* _Text excerpt_:
= = =
Question

Let the term independent of $x$ in the expansion of ${\left(x^2-\frac{1}{x}\right)}^9$ has the value $p$ and $q$ be the sum of the coefficients of its middle terms, then $(p-q)$ equals

• A. $0$
• B. $2\cdot {}^9{C}_4$
• C. ${}^9{C}_5$
• D. ${}^9{C}_3$

Answer 1

Answer: (D)

$T_{r+1}$ in ${\left(x^2-\frac{1}{x}\right)}^9$ is ${}^9{C}_r{x}^{2(9-r)}{\left(-\frac{1}{x}\right)}^r$
$={}^9{C}_r\cdot x^{18-3r}\cdot (-1{)}^r$
for term independent of $x,$
$18-3r=0$
$\Rightarrow r=6$
$\therefore 7^{\text{th }}$ term is independent of $x$ and equals ${}^9{C}_6={}^9{C}_3=84$
Also there are $10$ terms, hence $5^{\text{th }}$ term and $6^{\text{th }}$ are the two middle term
$T_5={}^9{C}_4\cdot x^6$
$T_6=-{}^9{C}_5\cdot x^3$
$\therefore q=$ coefficient of $5^{\text{th }}+$ coefficient of $6^{\text{th }}$ term
Hence $p=84;q=0$
$\therefore p-q={}^9{C}_3$
= = =
* _Given records_:
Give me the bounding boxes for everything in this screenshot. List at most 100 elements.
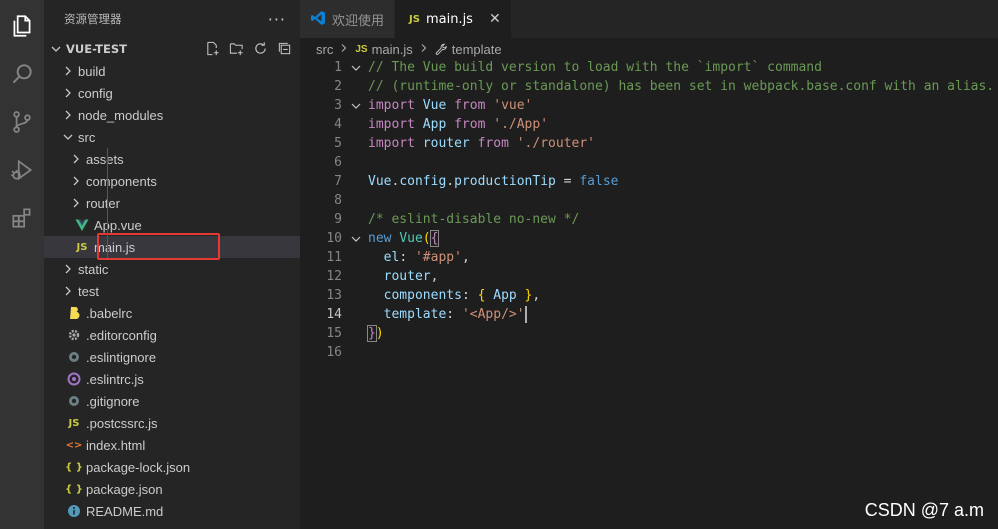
tree-item-assets[interactable]: assets xyxy=(44,148,300,170)
tree-item-editorconfig[interactable]: .editorconfig xyxy=(44,324,300,346)
code-keyword: import xyxy=(368,136,415,151)
tree-item-label: App.vue xyxy=(94,217,142,233)
tree-item-package-lock-json[interactable]: { } package-lock.json xyxy=(44,456,300,478)
tree-item-package-json[interactable]: { } package.json xyxy=(44,478,300,500)
tree-item-main-js[interactable]: JS main.js xyxy=(44,236,300,258)
file-dot-icon xyxy=(66,394,82,408)
line-number: 10 xyxy=(326,231,342,246)
code-line: 10 new Vue({ xyxy=(300,229,998,248)
source-control-icon[interactable] xyxy=(0,102,44,142)
more-actions-icon[interactable]: ··· xyxy=(268,10,286,29)
line-number: 13 xyxy=(326,288,342,303)
js-file-icon: JS xyxy=(355,43,368,55)
code-string: './router' xyxy=(516,136,596,151)
editor-area: 欢迎使用 JS main.js ✕ src JS main.js templat… xyxy=(300,0,998,529)
tree-item-build[interactable]: build xyxy=(44,60,300,82)
code-paren: ( xyxy=(422,231,431,246)
breadcrumb: src JS main.js template xyxy=(300,38,998,60)
breadcrumb-folder[interactable]: src xyxy=(316,42,333,57)
code-line: 3 import Vue from 'vue' xyxy=(300,96,998,115)
tree-item-label: .eslintignore xyxy=(86,349,157,365)
project-root[interactable]: VUE-TEST xyxy=(44,38,300,60)
tree-item-node-modules[interactable]: node_modules xyxy=(44,104,300,126)
new-file-icon[interactable] xyxy=(204,40,220,56)
tree-item-config[interactable]: config xyxy=(44,82,300,104)
tree-item-test[interactable]: test xyxy=(44,280,300,302)
code-keyword: from xyxy=(454,117,486,132)
chevron-right-icon xyxy=(68,197,84,209)
tree-item-label: package.json xyxy=(86,481,163,497)
code-identifier: App xyxy=(422,117,447,132)
tree-item-static[interactable]: static xyxy=(44,258,300,280)
line-number: 4 xyxy=(334,117,342,132)
fold-chevron-icon[interactable] xyxy=(349,96,363,115)
tab-label: main.js xyxy=(425,11,473,27)
code-punctuation: , xyxy=(532,288,541,303)
search-icon[interactable] xyxy=(0,54,44,94)
code-identifier: Vue xyxy=(368,174,392,189)
tree-item-eslintignore[interactable]: .eslintignore xyxy=(44,346,300,368)
project-actions xyxy=(204,40,292,56)
babel-icon xyxy=(66,306,82,320)
breadcrumb-symbol[interactable]: template xyxy=(452,42,502,57)
code-brace: } xyxy=(516,288,533,303)
new-folder-icon[interactable] xyxy=(228,40,244,56)
watermark: CSDN @7 a.m xyxy=(864,500,984,520)
tree-item-eslintrc-js[interactable]: .eslintrc.js xyxy=(44,368,300,390)
gear-icon xyxy=(66,328,82,342)
code-punctuation: : xyxy=(446,307,462,322)
tree-item-label: .eslintrc.js xyxy=(86,371,144,387)
code-property: components xyxy=(383,288,462,303)
code-line: 11 el: '#app', xyxy=(300,248,998,267)
html-file-icon: <> xyxy=(65,439,83,451)
fold-chevron-icon[interactable] xyxy=(349,229,363,248)
tree-item-label: src xyxy=(78,129,96,145)
code-boolean: false xyxy=(579,174,619,189)
code-editor[interactable]: 1 // The Vue build version to load with t… xyxy=(300,58,998,362)
extensions-icon[interactable] xyxy=(0,198,44,238)
tree-item-app-vue[interactable]: App.vue xyxy=(44,214,300,236)
code-brace: { xyxy=(477,288,494,303)
code-line: 2 // (runtime-only or standalone) has bee… xyxy=(300,77,998,96)
eslint-icon xyxy=(66,372,82,386)
code-line: 7 Vue.config.productionTip = false xyxy=(300,172,998,191)
fold-chevron-icon[interactable] xyxy=(349,58,363,77)
tree-item-label: .gitignore xyxy=(86,393,140,409)
vscode-icon xyxy=(310,10,326,29)
tree-item-label: components xyxy=(86,173,157,189)
tree-item-gitignore[interactable]: .gitignore xyxy=(44,390,300,412)
code-comment: // (runtime-only or standalone) has been… xyxy=(368,79,995,94)
code-line: 4 import App from './App' xyxy=(300,115,998,134)
explorer-icon[interactable] xyxy=(0,6,44,46)
code-punctuation: , xyxy=(430,269,439,284)
chevron-right-icon xyxy=(339,43,349,56)
refresh-icon[interactable] xyxy=(252,40,268,56)
code-identifier: Vue xyxy=(422,98,447,113)
code-operator: = xyxy=(555,174,580,189)
code-string: 'vue' xyxy=(493,98,533,113)
tree-item-label: .babelrc xyxy=(86,305,133,321)
code-property: router xyxy=(383,269,431,284)
tree-item-label: assets xyxy=(86,151,124,167)
tree-item-src[interactable]: src xyxy=(44,126,300,148)
tree-item-label: index.html xyxy=(86,437,146,453)
line-number: 3 xyxy=(334,98,342,113)
tree-item-readme-md[interactable]: README.md xyxy=(44,500,300,522)
tree-item-index-html[interactable]: <> index.html xyxy=(44,434,300,456)
close-icon[interactable]: ✕ xyxy=(489,11,501,27)
tree-item-babelrc[interactable]: .babelrc xyxy=(44,302,300,324)
code-keyword: from xyxy=(477,136,509,151)
run-debug-icon[interactable] xyxy=(0,150,44,190)
tab-welcome[interactable]: 欢迎使用 xyxy=(300,0,396,38)
code-line: 9 /* eslint-disable no-new */ xyxy=(300,210,998,229)
tree-item-router[interactable]: router xyxy=(44,192,300,214)
chevron-right-icon xyxy=(68,153,84,165)
tab-label: 欢迎使用 xyxy=(332,13,385,29)
line-number: 14 xyxy=(326,307,342,322)
tree-item-components[interactable]: components xyxy=(44,170,300,192)
tree-item-label: .postcssrc.js xyxy=(86,415,158,431)
collapse-all-icon[interactable] xyxy=(276,40,292,56)
tab-main-js[interactable]: JS main.js ✕ xyxy=(395,0,512,38)
tree-item-postcssrc-js[interactable]: JS .postcssrc.js xyxy=(44,412,300,434)
breadcrumb-file[interactable]: main.js xyxy=(372,42,413,57)
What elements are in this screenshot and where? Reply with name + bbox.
= = =
* _Short problem 1_: According to the binomial expansion problem, which term of the expansion is independent of x?
* _Short problem 2_: In the records, reproduce verbatim every line from the one containing "tree-item-assets[interactable]: assets xyxy=(44,148,300,170)" to the one containing "more-actions-icon[interactable]: ··· xyxy=(268,10,286,29)", with both of those lines included.
The text and the records come from separate, unrelated sources.

* _Output 1_: The 7th term is independent of x.

* _Output 2_:
tree-item-assets[interactable]: assets xyxy=(44,148,300,170)
tree-item-editorconfig[interactable]: .editorconfig xyxy=(44,324,300,346)
code-keyword: import xyxy=(368,136,415,151)
tree-item-label: App.vue xyxy=(94,217,142,233)
tree-item-package-lock-json[interactable]: { } package-lock.json xyxy=(44,456,300,478)
tree-item-package-json[interactable]: { } package.json xyxy=(44,478,300,500)
tree-item-main-js[interactable]: JS main.js xyxy=(44,236,300,258)
file-dot-icon xyxy=(66,394,82,408)
line-number: 10 xyxy=(326,231,342,246)
code-line: 10 new Vue({ xyxy=(300,229,998,248)
source-control-icon[interactable] xyxy=(0,102,44,142)
more-actions-icon[interactable]: ··· xyxy=(268,10,286,29)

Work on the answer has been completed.